[Dataset rows]
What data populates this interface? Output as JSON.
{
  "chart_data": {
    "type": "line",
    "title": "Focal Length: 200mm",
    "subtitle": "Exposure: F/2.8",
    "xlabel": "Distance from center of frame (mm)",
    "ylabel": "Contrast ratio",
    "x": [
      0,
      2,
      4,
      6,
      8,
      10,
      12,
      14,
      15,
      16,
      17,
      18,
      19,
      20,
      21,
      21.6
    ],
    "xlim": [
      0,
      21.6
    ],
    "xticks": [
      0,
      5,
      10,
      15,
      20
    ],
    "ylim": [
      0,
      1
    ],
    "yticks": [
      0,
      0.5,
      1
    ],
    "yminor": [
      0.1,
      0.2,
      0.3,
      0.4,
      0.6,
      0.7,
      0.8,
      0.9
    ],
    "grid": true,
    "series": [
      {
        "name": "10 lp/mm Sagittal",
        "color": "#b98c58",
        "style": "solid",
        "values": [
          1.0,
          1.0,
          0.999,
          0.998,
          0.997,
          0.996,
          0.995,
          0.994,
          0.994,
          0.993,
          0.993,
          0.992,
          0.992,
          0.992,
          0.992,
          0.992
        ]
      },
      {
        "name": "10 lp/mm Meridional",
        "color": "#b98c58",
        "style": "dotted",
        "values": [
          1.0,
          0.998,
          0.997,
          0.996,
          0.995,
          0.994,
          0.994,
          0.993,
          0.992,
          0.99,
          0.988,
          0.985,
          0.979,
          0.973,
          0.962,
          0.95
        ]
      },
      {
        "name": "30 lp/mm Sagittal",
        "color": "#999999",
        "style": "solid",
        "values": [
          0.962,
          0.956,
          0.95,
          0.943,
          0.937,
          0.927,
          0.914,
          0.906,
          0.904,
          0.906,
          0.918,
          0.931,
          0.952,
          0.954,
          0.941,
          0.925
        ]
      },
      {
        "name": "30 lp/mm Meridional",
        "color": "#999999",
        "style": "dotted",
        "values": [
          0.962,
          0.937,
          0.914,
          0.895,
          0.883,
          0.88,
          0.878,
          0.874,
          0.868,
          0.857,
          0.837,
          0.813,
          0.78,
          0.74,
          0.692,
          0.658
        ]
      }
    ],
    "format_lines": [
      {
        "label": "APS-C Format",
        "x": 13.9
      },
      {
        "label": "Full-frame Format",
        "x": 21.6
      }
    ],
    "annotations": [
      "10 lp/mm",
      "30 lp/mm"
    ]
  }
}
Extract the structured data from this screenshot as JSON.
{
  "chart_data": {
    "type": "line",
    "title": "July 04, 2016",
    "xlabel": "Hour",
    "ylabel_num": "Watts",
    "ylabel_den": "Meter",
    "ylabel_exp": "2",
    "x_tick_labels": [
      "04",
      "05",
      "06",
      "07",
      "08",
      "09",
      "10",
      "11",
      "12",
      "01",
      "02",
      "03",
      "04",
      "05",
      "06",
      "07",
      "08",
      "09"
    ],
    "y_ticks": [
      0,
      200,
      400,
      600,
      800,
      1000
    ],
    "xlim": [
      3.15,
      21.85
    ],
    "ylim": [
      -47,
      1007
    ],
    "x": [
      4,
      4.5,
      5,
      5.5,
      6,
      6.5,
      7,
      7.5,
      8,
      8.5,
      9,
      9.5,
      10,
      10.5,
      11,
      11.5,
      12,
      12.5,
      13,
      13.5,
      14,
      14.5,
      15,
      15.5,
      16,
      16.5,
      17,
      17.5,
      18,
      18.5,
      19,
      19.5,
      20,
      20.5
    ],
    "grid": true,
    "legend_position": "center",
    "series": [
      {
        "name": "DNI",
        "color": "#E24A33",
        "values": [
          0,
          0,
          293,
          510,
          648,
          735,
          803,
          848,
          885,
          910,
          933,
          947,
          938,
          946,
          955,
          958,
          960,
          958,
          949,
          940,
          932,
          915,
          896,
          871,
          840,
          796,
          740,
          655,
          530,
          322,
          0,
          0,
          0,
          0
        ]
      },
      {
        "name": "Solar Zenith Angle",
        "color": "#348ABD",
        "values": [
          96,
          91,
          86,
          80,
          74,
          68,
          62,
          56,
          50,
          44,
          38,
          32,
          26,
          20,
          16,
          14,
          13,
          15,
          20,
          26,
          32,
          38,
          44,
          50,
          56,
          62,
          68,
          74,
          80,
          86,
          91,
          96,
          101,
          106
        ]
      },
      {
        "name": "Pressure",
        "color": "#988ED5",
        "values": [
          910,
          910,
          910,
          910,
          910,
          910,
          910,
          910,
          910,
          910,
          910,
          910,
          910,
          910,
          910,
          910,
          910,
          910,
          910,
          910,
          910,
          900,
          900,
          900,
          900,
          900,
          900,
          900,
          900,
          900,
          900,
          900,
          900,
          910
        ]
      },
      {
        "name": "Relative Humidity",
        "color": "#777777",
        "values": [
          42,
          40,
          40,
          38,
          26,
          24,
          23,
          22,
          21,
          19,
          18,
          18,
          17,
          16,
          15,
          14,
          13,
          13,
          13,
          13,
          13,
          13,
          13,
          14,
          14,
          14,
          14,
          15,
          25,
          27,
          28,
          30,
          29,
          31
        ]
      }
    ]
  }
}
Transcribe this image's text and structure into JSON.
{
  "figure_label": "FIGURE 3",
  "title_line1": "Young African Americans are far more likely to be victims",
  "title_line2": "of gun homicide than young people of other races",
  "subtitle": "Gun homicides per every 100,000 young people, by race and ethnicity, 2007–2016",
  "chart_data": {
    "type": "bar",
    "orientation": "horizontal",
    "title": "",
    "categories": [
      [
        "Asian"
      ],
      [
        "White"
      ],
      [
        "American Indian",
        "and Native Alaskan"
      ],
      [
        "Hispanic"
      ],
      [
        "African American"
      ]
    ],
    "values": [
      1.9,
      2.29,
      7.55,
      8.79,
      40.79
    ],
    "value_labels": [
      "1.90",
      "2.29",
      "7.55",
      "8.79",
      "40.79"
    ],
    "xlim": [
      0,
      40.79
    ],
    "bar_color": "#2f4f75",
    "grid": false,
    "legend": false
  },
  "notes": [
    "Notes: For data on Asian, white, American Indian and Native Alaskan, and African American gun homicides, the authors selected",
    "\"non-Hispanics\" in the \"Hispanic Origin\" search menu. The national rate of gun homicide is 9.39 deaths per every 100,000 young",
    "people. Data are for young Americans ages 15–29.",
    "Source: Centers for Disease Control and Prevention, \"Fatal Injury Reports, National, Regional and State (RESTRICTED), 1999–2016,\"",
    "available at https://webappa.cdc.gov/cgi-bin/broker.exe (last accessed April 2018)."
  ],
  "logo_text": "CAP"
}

**GOAL**: Take every line from the records above that has the word "frame" and copy it.

**SOLUTION FOR THIS TASK**:
    "xlabel": "Distance from center of frame (mm)",
        "label": "Full-frame Format",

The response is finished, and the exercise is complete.